EXCERPTED DATA.
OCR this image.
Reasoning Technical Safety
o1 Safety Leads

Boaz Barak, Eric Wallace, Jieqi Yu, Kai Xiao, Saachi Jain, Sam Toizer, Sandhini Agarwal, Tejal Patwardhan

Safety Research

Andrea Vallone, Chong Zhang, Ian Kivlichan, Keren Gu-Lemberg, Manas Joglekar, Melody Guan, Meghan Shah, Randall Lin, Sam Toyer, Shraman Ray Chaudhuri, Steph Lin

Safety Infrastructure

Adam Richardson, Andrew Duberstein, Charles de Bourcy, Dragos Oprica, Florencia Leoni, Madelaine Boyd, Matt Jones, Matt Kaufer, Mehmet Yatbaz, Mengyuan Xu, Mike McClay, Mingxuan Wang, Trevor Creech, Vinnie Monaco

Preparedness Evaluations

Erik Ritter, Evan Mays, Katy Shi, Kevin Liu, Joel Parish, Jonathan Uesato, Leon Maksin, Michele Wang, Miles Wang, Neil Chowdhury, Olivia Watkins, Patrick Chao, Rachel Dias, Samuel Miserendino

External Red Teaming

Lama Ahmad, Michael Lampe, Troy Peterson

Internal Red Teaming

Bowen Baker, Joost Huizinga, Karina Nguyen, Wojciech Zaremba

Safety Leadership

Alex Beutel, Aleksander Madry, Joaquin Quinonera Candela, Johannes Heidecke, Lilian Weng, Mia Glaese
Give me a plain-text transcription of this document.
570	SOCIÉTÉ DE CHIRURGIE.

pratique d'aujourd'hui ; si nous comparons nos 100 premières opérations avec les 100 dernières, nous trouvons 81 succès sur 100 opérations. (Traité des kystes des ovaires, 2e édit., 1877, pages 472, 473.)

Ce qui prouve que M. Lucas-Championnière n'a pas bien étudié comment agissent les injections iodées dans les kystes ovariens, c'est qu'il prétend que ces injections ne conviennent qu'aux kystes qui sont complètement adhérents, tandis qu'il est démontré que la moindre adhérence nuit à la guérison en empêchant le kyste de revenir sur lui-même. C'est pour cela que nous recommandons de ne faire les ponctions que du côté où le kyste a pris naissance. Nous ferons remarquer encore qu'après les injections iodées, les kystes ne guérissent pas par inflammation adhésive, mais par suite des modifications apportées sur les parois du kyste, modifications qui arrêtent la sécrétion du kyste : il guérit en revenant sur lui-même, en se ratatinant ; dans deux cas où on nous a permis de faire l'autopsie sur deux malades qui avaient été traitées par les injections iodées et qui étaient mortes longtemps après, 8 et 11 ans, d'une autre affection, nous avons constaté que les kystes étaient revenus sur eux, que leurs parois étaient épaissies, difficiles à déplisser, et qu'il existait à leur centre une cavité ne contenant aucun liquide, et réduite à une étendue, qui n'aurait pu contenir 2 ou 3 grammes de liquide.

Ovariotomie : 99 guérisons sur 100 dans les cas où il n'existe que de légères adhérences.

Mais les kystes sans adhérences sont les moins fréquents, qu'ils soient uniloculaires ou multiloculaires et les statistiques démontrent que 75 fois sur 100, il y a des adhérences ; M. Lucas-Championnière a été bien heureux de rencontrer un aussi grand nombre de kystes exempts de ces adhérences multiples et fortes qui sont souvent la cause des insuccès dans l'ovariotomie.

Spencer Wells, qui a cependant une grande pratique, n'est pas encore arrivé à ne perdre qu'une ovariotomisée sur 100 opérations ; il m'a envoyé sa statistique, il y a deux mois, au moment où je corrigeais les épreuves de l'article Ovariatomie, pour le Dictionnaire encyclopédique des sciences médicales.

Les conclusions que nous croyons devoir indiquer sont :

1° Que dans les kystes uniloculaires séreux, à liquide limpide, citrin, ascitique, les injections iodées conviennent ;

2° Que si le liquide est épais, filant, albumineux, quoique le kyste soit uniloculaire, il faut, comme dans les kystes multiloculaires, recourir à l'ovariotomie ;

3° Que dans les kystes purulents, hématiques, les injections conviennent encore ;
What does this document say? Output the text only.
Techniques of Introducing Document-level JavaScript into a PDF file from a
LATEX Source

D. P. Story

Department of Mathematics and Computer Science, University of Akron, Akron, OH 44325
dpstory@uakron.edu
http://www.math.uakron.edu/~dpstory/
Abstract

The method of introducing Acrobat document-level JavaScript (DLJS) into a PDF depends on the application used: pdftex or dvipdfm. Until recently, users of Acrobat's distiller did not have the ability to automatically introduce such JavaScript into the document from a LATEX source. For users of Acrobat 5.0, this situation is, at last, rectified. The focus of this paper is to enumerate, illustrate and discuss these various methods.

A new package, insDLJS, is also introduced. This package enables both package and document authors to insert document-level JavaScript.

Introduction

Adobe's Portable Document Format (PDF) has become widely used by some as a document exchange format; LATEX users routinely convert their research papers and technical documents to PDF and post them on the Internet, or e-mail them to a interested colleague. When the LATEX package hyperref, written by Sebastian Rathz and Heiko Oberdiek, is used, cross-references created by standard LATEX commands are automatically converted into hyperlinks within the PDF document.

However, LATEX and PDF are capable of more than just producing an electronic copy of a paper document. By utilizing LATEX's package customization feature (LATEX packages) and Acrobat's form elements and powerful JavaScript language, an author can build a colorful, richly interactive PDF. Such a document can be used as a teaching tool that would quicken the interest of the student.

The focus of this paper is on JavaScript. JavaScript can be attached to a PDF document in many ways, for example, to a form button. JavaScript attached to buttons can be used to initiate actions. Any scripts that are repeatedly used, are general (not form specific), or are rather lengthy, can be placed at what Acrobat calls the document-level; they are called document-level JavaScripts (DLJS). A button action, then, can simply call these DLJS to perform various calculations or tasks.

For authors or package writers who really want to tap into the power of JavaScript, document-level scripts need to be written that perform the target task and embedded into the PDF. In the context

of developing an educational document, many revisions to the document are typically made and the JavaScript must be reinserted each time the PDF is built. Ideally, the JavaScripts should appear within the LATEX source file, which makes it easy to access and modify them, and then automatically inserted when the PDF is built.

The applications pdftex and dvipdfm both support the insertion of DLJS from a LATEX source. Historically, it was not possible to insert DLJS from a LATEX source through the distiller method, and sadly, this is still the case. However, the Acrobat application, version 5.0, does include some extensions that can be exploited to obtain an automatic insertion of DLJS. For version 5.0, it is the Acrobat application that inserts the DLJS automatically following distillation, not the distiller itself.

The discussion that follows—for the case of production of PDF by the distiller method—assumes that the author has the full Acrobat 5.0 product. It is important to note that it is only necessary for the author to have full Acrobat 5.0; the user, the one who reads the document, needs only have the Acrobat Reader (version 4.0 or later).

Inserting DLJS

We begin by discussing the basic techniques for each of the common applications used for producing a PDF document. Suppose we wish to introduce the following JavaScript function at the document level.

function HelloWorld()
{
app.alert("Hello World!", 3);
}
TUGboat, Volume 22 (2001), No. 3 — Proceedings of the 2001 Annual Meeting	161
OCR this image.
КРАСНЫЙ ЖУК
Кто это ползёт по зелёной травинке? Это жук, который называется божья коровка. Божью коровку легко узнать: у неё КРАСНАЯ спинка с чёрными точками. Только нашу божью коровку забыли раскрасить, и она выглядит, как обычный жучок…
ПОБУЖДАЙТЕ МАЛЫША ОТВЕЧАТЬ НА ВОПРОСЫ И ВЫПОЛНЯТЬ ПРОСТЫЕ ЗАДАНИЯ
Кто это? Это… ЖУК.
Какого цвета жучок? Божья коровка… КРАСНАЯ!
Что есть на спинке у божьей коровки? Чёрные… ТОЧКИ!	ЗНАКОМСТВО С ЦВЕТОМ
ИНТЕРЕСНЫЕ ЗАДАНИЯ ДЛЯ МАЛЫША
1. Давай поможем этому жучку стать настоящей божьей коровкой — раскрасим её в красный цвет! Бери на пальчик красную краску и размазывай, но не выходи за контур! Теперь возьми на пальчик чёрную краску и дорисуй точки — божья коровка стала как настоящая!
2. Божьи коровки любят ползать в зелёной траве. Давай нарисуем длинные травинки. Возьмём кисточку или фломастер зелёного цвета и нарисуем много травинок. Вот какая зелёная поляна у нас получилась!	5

EXERCISE TASK.
Figure out how many lines of the data above include "Safety", then give the number and nothing more.

RESULT FOR THIS TASK.
5